::: DATA SUPPLIED

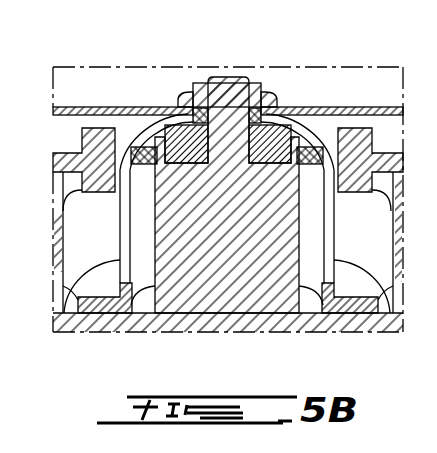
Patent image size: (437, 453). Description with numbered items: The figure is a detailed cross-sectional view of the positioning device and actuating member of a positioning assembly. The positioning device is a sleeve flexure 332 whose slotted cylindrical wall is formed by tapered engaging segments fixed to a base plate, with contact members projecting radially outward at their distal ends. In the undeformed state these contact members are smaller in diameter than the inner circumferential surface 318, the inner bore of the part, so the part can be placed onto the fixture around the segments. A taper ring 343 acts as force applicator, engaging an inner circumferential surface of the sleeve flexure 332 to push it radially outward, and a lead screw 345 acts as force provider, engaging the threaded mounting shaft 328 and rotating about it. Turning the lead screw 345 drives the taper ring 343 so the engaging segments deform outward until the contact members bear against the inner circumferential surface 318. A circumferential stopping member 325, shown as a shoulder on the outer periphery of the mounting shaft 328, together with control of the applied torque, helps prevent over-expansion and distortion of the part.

The threaded mounting shaft 328 is at (225, 118).
The inner circumferential surface 318 is at (338, 150).
The sleeve flexure 332 is at (122, 203).
The taper ring 343 is at (158, 146).
The lead screw 345 is at (179, 128).
The circumferential stopping member 325 is at (298, 177).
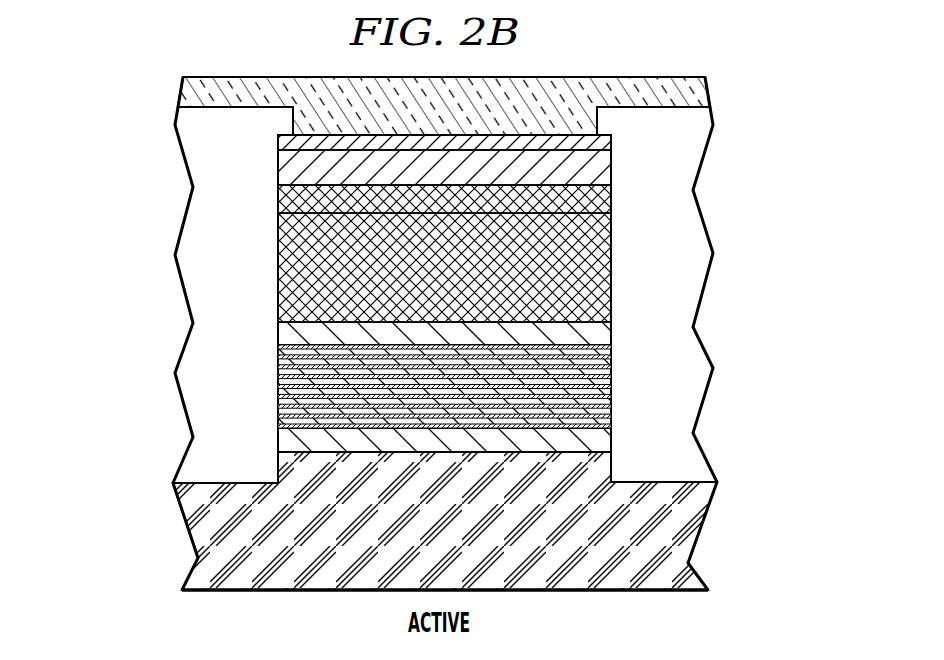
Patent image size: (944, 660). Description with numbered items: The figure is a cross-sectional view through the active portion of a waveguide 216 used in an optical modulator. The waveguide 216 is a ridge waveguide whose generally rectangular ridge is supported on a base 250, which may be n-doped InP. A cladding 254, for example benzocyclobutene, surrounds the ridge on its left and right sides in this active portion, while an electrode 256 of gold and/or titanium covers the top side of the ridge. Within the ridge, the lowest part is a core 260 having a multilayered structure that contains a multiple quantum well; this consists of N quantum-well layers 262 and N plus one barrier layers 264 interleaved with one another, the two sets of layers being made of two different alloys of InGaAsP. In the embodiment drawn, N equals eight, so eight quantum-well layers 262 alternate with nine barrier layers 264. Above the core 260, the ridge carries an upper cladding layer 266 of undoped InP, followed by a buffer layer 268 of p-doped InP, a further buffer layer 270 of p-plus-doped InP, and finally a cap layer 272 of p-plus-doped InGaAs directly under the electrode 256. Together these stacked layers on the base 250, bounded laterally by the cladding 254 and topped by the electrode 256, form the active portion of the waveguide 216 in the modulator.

The waveguide 216 is at (144, 112).
The base 250 is at (685, 510).
The cladding 254 is at (225, 192).
The electrode 256 is at (695, 94).
The core 260 is at (621, 345).
The quantum-well layers 262 is at (278, 452).
The barrier layers 264 is at (278, 444).
The upper cladding layer 266 is at (278, 222).
The buffer layer 268 is at (611, 203).
The buffer layer 270 is at (611, 168).
The cap layer 272 is at (278, 139).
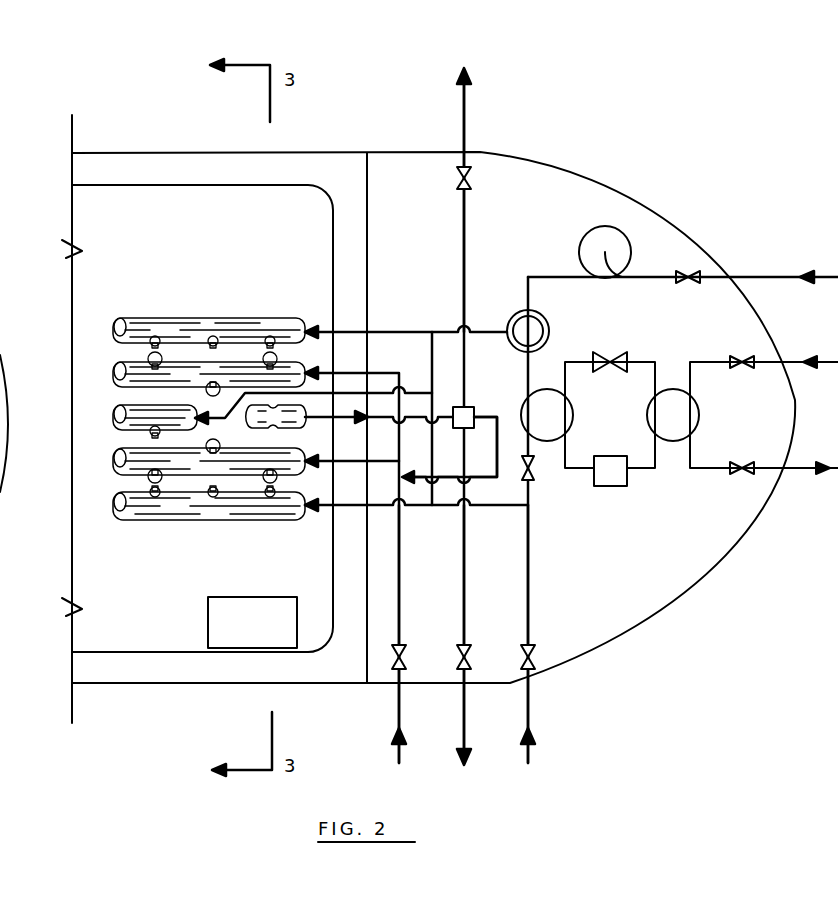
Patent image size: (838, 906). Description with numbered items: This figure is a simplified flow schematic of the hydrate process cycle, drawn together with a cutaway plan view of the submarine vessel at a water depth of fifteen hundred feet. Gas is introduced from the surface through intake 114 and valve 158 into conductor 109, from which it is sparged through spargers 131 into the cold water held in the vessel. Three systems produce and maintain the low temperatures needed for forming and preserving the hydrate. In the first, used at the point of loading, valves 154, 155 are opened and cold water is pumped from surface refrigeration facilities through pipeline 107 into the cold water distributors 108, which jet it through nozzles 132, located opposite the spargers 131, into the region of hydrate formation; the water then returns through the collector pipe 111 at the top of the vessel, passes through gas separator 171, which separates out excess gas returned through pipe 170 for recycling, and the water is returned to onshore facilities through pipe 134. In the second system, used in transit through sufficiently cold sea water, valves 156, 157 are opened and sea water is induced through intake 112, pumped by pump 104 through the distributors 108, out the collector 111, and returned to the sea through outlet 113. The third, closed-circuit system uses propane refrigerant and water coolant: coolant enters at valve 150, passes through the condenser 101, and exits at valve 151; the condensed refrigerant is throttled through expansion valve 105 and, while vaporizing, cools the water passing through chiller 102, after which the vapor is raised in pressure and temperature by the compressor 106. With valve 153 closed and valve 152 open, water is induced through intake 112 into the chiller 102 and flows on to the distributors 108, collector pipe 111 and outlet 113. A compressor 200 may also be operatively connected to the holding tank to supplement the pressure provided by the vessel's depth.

::::::

Reproduce every one of the records above verbatim, leaving the pictures out of your answer.

FINAL RESULT:
Patent image size: (437, 453). Description with numbered items: The figure is a detailed cross-sectional view of the positioning device and actuating member of a positioning assembly. The positioning device is a sleeve flexure 332 whose slotted cylindrical wall is formed by tapered engaging segments fixed to a base plate, with contact members projecting radially outward at their distal ends. In the undeformed state these contact members are smaller in diameter than the inner circumferential surface 318, the inner bore of the part, so the part can be placed onto the fixture around the segments. A taper ring 343 acts as force applicator, engaging an inner circumferential surface of the sleeve flexure 332 to push it radially outward, and a lead screw 345 acts as force provider, engaging the threaded mounting shaft 328 and rotating about it. Turning the lead screw 345 drives the taper ring 343 so the engaging segments deform outward until the contact members bear against the inner circumferential surface 318. A circumferential stopping member 325, shown as a shoulder on the outer periphery of the mounting shaft 328, together with control of the applied torque, helps prevent over-expansion and distortion of the part.

The threaded mounting shaft 328 is at (225, 118).
The inner circumferential surface 318 is at (338, 150).
The sleeve flexure 332 is at (122, 203).
The taper ring 343 is at (158, 146).
The lead screw 345 is at (179, 128).
The circumferential stopping member 325 is at (298, 177).
Patent image size: (944, 660). Description with numbered items: The figure is a cross-sectional view through the active portion of a waveguide 216 used in an optical modulator. The waveguide 216 is a ridge waveguide whose generally rectangular ridge is supported on a base 250, which may be n-doped InP. A cladding 254, for example benzocyclobutene, surrounds the ridge on its left and right sides in this active portion, while an electrode 256 of gold and/or titanium covers the top side of the ridge. Within the ridge, the lowest part is a core 260 having a multilayered structure that contains a multiple quantum well; this consists of N quantum-well layers 262 and N plus one barrier layers 264 interleaved with one another, the two sets of layers being made of two different alloys of InGaAsP. In the embodiment drawn, N equals eight, so eight quantum-well layers 262 alternate with nine barrier layers 264. Above the core 260, the ridge carries an upper cladding layer 266 of undoped InP, followed by a buffer layer 268 of p-doped InP, a further buffer layer 270 of p-plus-doped InP, and finally a cap layer 272 of p-plus-doped InGaAs directly under the electrode 256. Together these stacked layers on the base 250, bounded laterally by the cladding 254 and topped by the electrode 256, form the active portion of the waveguide 216 in the modulator.

The waveguide 216 is at (144, 112).
The base 250 is at (685, 510).
The cladding 254 is at (225, 192).
The electrode 256 is at (695, 94).
The core 260 is at (621, 345).
The quantum-well layers 262 is at (278, 452).
The barrier layers 264 is at (278, 444).
The upper cladding layer 266 is at (278, 222).
The buffer layer 268 is at (611, 203).
The buffer layer 270 is at (611, 168).
The cap layer 272 is at (278, 139).
Patent image size: (838, 906). Description with numbered items: This figure is a simplified flow schematic of the hydrate process cycle, drawn together with a cutaway plan view of the submarine vessel at a water depth of fifteen hundred feet. Gas is introduced from the surface through intake 114 and valve 158 into conductor 109, from which it is sparged through spargers 131 into the cold water held in the vessel. Three systems produce and maintain the low temperatures needed for forming and preserving the hydrate. In the first, used at the point of loading, valves 154, 155 are opened and cold water is pumped from surface refrigeration facilities through pipeline 107 into the cold water distributors 108, which jet it through nozzles 132, located opposite the spargers 131, into the region of hydrate formation; the water then returns through the collector pipe 111 at the top of the vessel, passes through gas separator 171, which separates out excess gas returned through pipe 170 for recycling, and the water is returned to onshore facilities through pipe 134. In the second system, used in transit through sufficiently cold sea water, valves 156, 157 are opened and sea water is induced through intake 112, pumped by pump 104 through the distributors 108, out the collector 111, and returned to the sea through outlet 113. The third, closed-circuit system uses propane refrigerant and water coolant: coolant enters at valve 150, passes through the condenser 101, and exits at valve 151; the condensed refrigerant is throttled through expansion valve 105 and, while vaporizing, cools the water passing through chiller 102, after which the vapor is raised in pressure and temperature by the compressor 106. With valve 153 closed and valve 152 open, water is induced through intake 112 into the chiller 102 and flows on to the distributors 108, collector pipe 111 and outlet 113. A compressor 200 may also be operatively connected to the holding tank to supplement the pressure provided by the vessel's depth.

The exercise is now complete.